[Stored items from a collection]
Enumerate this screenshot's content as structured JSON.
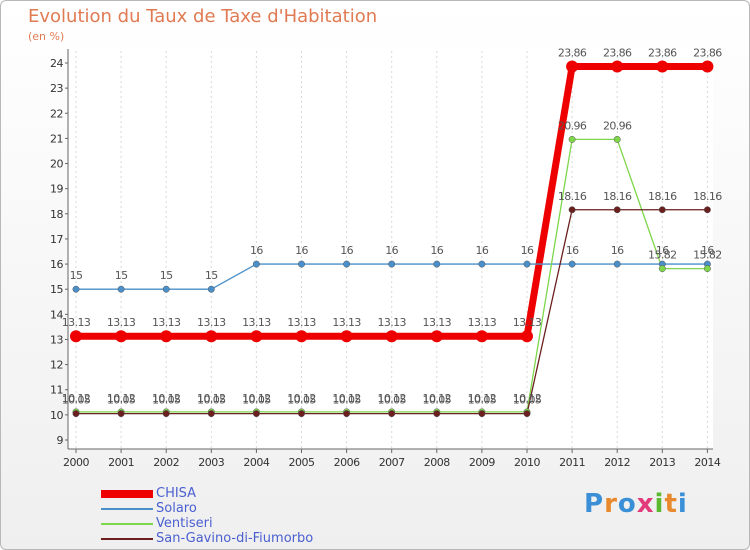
{
  "chart_data": {
    "type": "line",
    "title": "Evolution du Taux de Taxe d'Habitation",
    "subtitle": "(en %)",
    "xlabel": "",
    "ylabel": "",
    "categories": [
      "2000",
      "2001",
      "2002",
      "2003",
      "2004",
      "2005",
      "2006",
      "2007",
      "2008",
      "2009",
      "2010",
      "2011",
      "2012",
      "2013",
      "2014"
    ],
    "ylim": [
      9,
      24
    ],
    "yticks": [
      9,
      10,
      11,
      12,
      13,
      14,
      15,
      16,
      17,
      18,
      19,
      20,
      21,
      22,
      23,
      24
    ],
    "series": [
      {
        "name": "CHISA",
        "color": "#ee0000",
        "values": [
          13.13,
          13.13,
          13.13,
          13.13,
          13.13,
          13.13,
          13.13,
          13.13,
          13.13,
          13.13,
          13.13,
          23.86,
          23.86,
          23.86,
          23.86
        ],
        "labels": [
          "13.13",
          "13.13",
          "13.13",
          "13.13",
          "13.13",
          "13.13",
          "13.13",
          "13.13",
          "13.13",
          "13.13",
          "13.13",
          "23.86",
          "23.86",
          "23.86",
          "23.86"
        ]
      },
      {
        "name": "Solaro",
        "color": "#4a8fc9",
        "values": [
          15,
          15,
          15,
          15,
          16,
          16,
          16,
          16,
          16,
          16,
          16,
          16,
          16,
          16,
          16
        ],
        "labels": [
          "15",
          "15",
          "15",
          "15",
          "16",
          "16",
          "16",
          "16",
          "16",
          "16",
          "16",
          "16",
          "16",
          "16",
          "16"
        ]
      },
      {
        "name": "Ventiseri",
        "color": "#7ed64a",
        "values": [
          10.12,
          10.12,
          10.12,
          10.12,
          10.12,
          10.12,
          10.12,
          10.12,
          10.12,
          10.12,
          10.12,
          20.96,
          20.96,
          15.82,
          15.82
        ],
        "labels": [
          "10.12",
          "10.12",
          "10.12",
          "10.12",
          "10.12",
          "10.12",
          "10.12",
          "10.12",
          "10.12",
          "10.12",
          "10.12",
          "20.96",
          "20.96",
          "15.82",
          "15.82"
        ]
      },
      {
        "name": "San-Gavino-di-Fiumorbo",
        "color": "#6b1f1f",
        "values": [
          10.05,
          10.05,
          10.05,
          10.05,
          10.05,
          10.05,
          10.05,
          10.05,
          10.05,
          10.05,
          10.05,
          18.16,
          18.16,
          18.16,
          18.16
        ],
        "labels": [
          "10.05",
          "10.05",
          "10.05",
          "10.05",
          "10.05",
          "10.05",
          "10.05",
          "10.05",
          "10.05",
          "10.05",
          "10.05",
          "18.16",
          "18.16",
          "18.16",
          "18.16"
        ]
      }
    ],
    "legend": "bottom-left"
  },
  "logo": {
    "text": "Proxiti",
    "colors": [
      "#3a8fd6",
      "#e8892e",
      "#3a8fd6",
      "#e23a7a",
      "#5cb82e",
      "#e8892e",
      "#3a8fd6"
    ]
  }
}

__EXERCISE DIRECTIONS__.
From the entries above, copy each line holding "name".

__SOLUTION TO THIS PROBLEM__.
        "name": "CHISA",
        "name": "Solaro",
        "name": "Ventiseri",
        "name": "San-Gavino-di-Fiumorbo",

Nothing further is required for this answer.